Dataset entries
==================================================

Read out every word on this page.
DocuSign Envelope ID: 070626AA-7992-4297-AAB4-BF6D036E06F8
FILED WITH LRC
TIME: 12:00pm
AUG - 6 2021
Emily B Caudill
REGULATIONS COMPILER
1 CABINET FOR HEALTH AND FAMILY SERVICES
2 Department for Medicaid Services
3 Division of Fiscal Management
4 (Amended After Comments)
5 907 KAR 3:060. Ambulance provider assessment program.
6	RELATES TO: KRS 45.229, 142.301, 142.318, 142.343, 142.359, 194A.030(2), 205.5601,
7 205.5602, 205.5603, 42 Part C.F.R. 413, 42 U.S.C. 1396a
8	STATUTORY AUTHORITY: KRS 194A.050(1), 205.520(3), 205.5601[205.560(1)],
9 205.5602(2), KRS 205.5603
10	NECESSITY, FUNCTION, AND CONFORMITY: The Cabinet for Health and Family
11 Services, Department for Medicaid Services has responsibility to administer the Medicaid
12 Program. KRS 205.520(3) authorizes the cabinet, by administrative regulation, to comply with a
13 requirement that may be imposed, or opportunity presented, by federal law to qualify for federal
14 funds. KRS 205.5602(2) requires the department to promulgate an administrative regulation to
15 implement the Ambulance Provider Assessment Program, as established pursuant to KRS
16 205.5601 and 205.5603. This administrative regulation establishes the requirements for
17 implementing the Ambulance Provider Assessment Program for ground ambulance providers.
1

==================================================

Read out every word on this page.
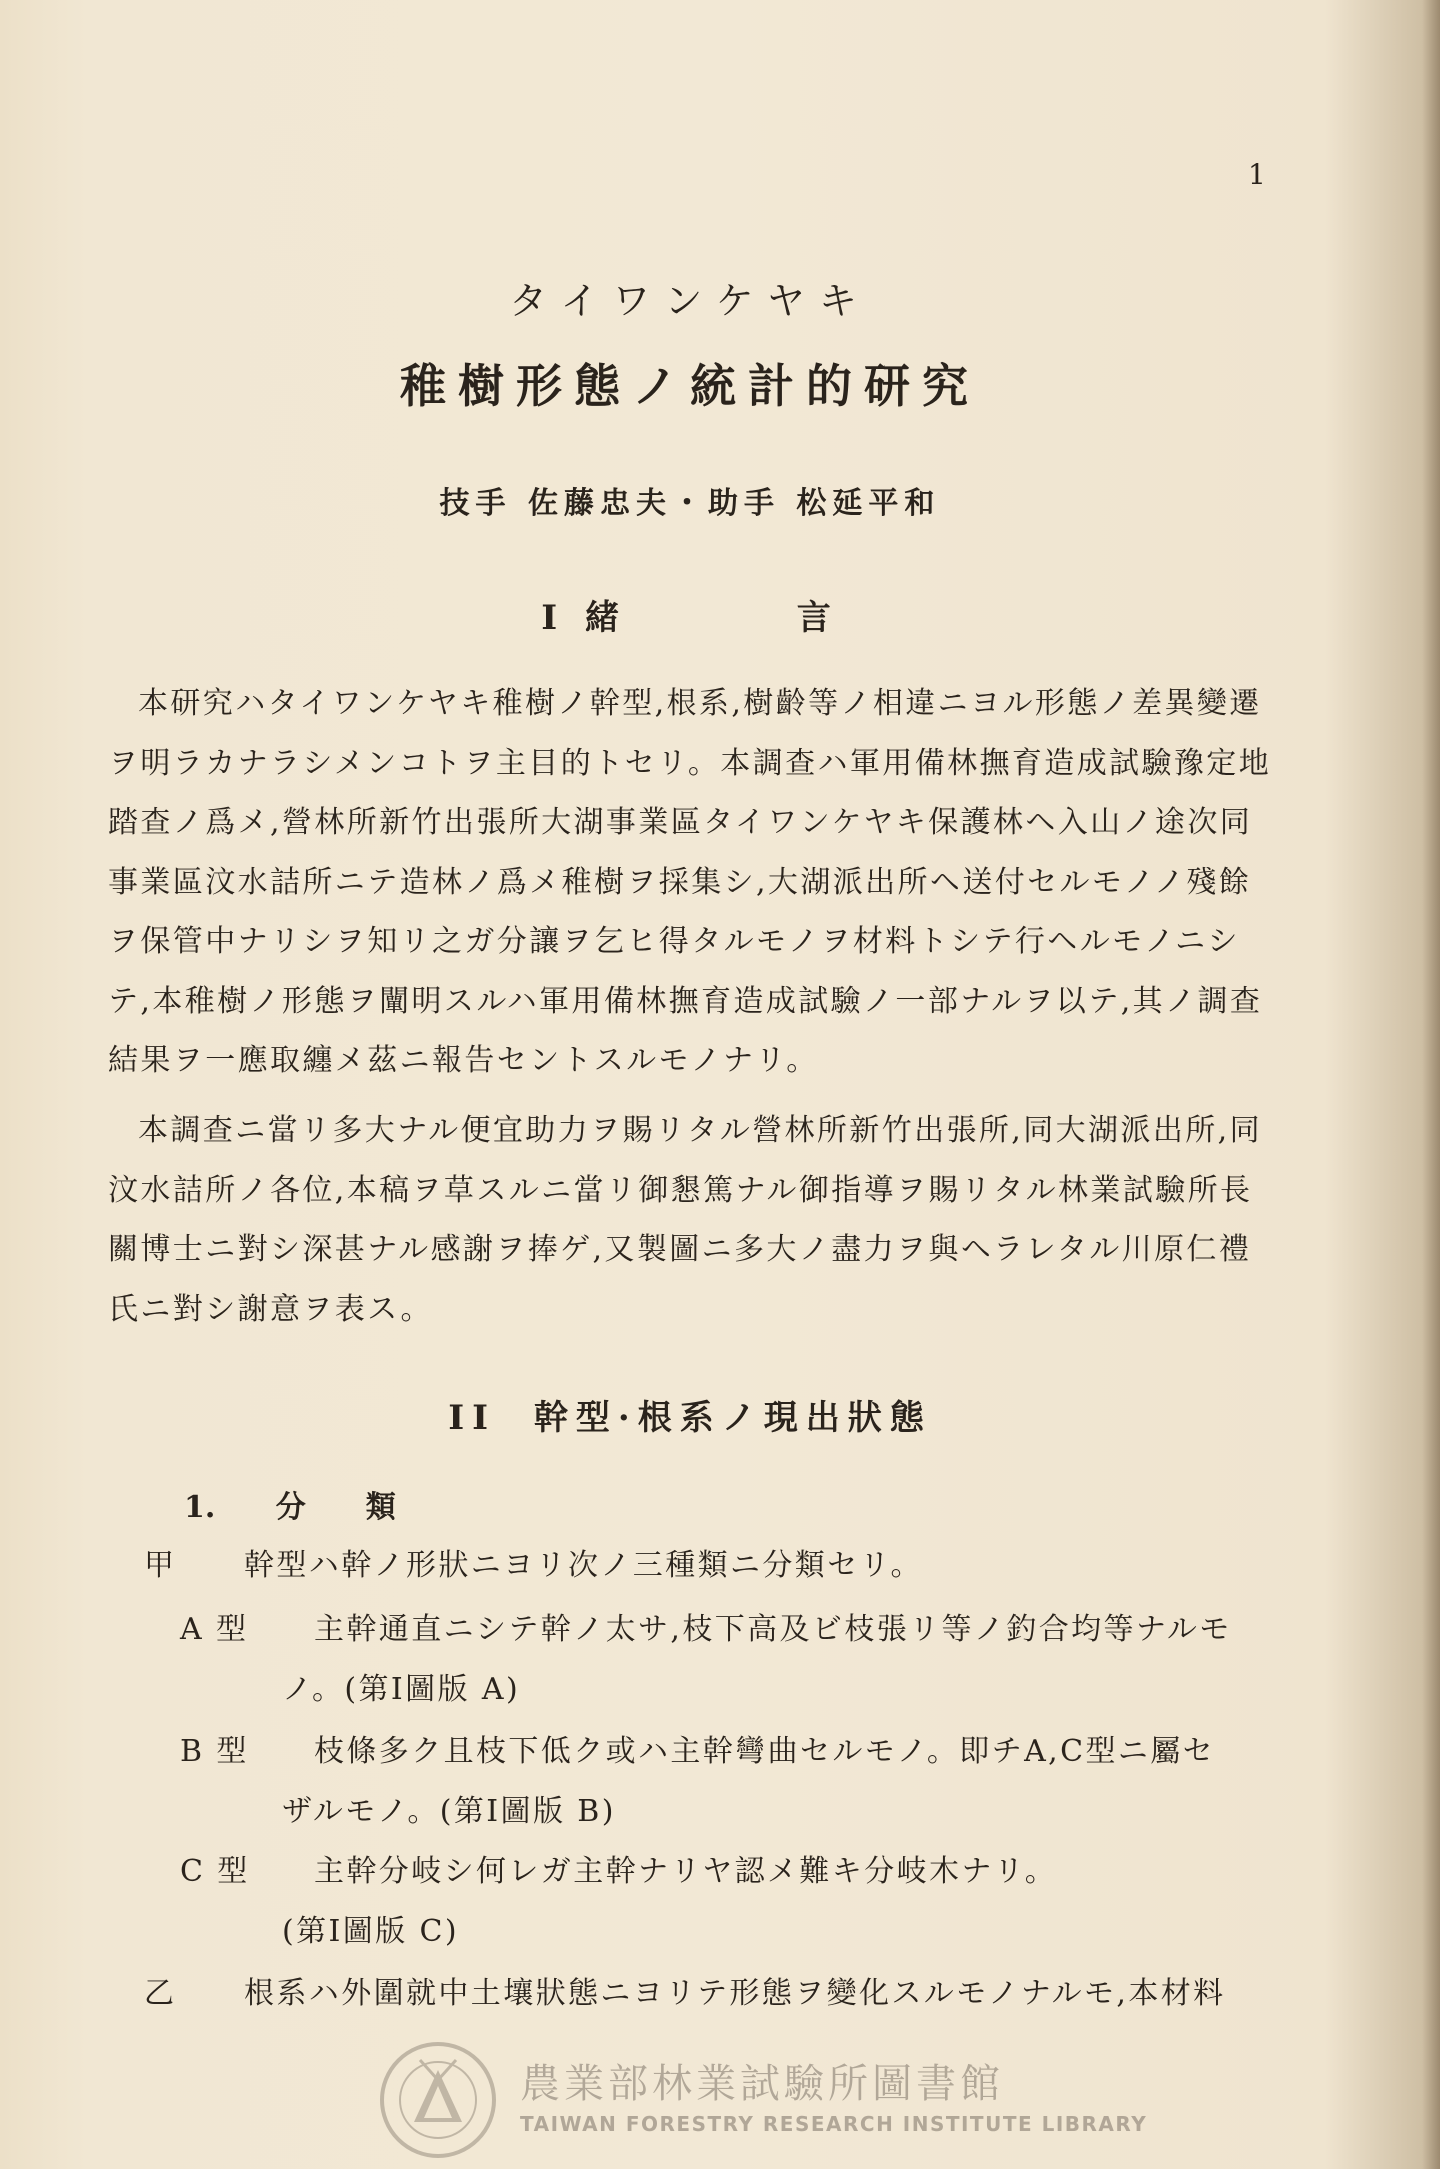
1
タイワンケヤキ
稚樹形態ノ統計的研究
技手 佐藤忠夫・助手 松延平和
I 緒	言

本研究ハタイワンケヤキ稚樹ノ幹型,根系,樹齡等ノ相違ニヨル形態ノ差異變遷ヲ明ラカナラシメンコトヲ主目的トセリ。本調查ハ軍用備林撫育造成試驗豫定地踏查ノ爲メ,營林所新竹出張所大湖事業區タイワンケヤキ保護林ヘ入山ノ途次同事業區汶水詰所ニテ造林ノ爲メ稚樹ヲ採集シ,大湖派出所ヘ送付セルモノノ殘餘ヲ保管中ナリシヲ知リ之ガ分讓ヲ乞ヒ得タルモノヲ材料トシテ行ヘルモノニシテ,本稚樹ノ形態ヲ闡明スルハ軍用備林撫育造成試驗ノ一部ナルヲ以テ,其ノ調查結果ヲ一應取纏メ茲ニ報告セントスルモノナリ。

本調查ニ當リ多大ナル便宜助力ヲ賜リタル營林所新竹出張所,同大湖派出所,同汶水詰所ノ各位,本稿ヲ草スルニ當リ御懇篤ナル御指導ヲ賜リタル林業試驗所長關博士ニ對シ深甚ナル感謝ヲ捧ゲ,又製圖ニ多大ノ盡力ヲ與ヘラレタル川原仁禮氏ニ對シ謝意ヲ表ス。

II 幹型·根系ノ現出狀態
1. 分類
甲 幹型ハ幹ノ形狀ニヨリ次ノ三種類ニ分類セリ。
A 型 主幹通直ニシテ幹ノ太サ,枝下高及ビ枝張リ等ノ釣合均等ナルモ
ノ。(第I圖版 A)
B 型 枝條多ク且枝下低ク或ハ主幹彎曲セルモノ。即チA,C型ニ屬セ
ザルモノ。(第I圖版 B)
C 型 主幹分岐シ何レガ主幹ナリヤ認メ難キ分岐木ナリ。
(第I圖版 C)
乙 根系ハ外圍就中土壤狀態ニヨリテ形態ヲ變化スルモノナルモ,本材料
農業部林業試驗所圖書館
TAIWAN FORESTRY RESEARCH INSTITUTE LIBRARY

==================================================

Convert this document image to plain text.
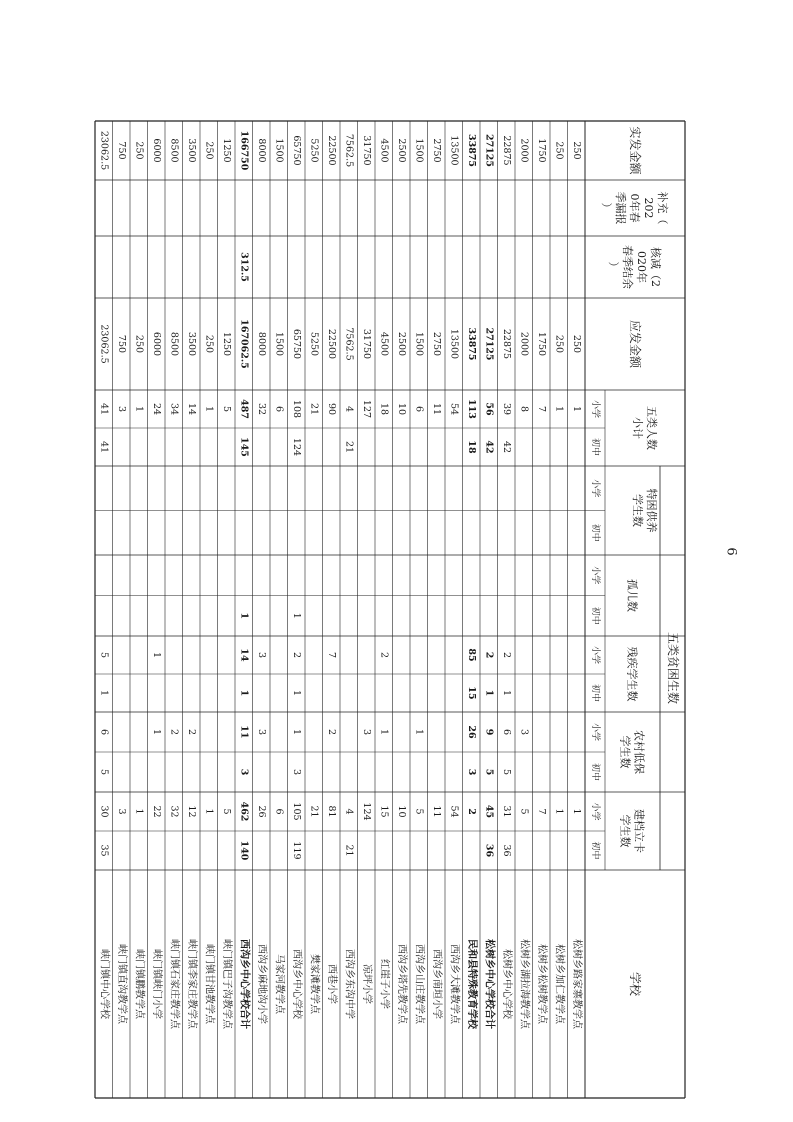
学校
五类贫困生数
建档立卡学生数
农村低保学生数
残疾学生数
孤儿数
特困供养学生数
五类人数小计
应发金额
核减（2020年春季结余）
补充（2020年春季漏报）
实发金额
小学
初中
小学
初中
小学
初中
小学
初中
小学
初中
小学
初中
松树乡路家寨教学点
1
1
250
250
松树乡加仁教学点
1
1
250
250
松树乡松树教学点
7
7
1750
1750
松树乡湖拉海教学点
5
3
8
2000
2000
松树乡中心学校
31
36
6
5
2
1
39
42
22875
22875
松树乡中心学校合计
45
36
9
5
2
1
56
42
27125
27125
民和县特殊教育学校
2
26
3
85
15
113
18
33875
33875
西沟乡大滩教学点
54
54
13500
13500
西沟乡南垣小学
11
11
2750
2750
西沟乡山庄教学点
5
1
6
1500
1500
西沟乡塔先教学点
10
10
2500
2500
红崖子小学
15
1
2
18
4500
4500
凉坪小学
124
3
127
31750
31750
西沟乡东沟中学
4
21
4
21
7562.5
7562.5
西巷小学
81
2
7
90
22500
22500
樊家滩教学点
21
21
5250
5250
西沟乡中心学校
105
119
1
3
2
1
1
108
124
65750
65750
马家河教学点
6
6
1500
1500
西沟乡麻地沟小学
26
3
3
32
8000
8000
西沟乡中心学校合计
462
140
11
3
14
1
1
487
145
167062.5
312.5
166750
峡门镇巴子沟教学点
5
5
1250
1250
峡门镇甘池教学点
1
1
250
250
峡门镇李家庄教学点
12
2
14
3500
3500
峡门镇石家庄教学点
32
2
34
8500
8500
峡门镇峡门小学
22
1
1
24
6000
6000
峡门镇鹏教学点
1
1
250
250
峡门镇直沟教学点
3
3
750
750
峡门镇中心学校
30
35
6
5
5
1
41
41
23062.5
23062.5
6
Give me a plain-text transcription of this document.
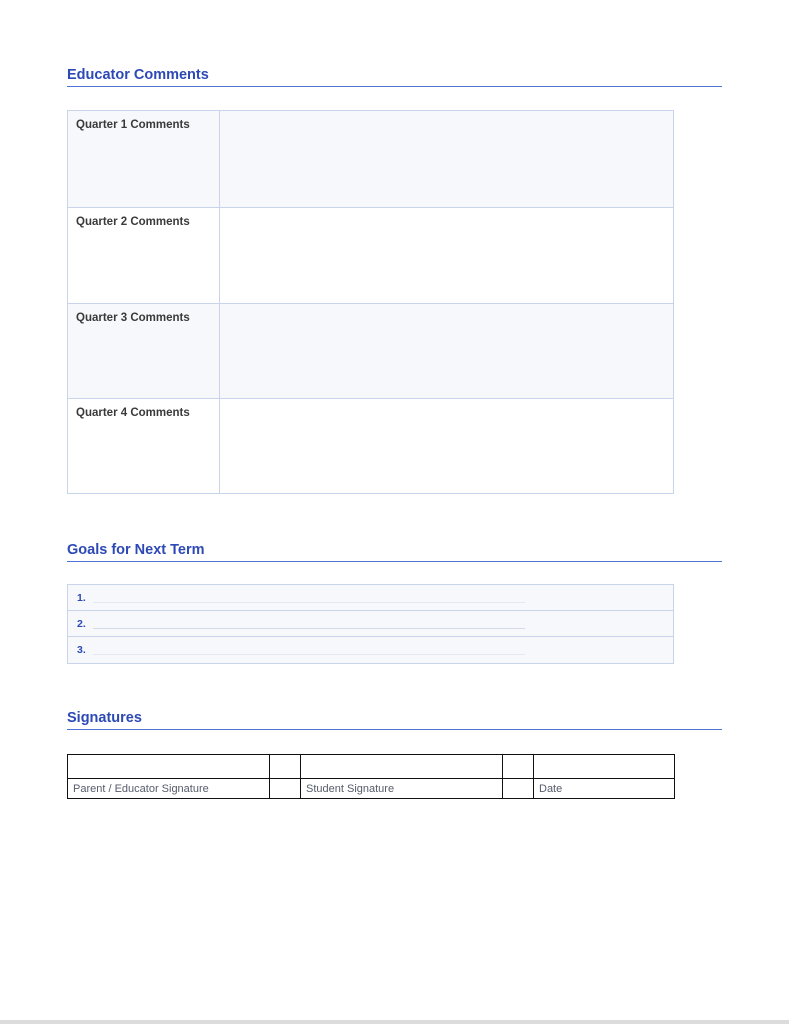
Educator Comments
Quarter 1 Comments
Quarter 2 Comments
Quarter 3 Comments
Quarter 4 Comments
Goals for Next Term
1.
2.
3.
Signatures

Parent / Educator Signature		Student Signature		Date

==================================================

> **Instruction**:
Your answer should be a single number: the count of lines in the data that include the word "Comments".

> **Written response**:
6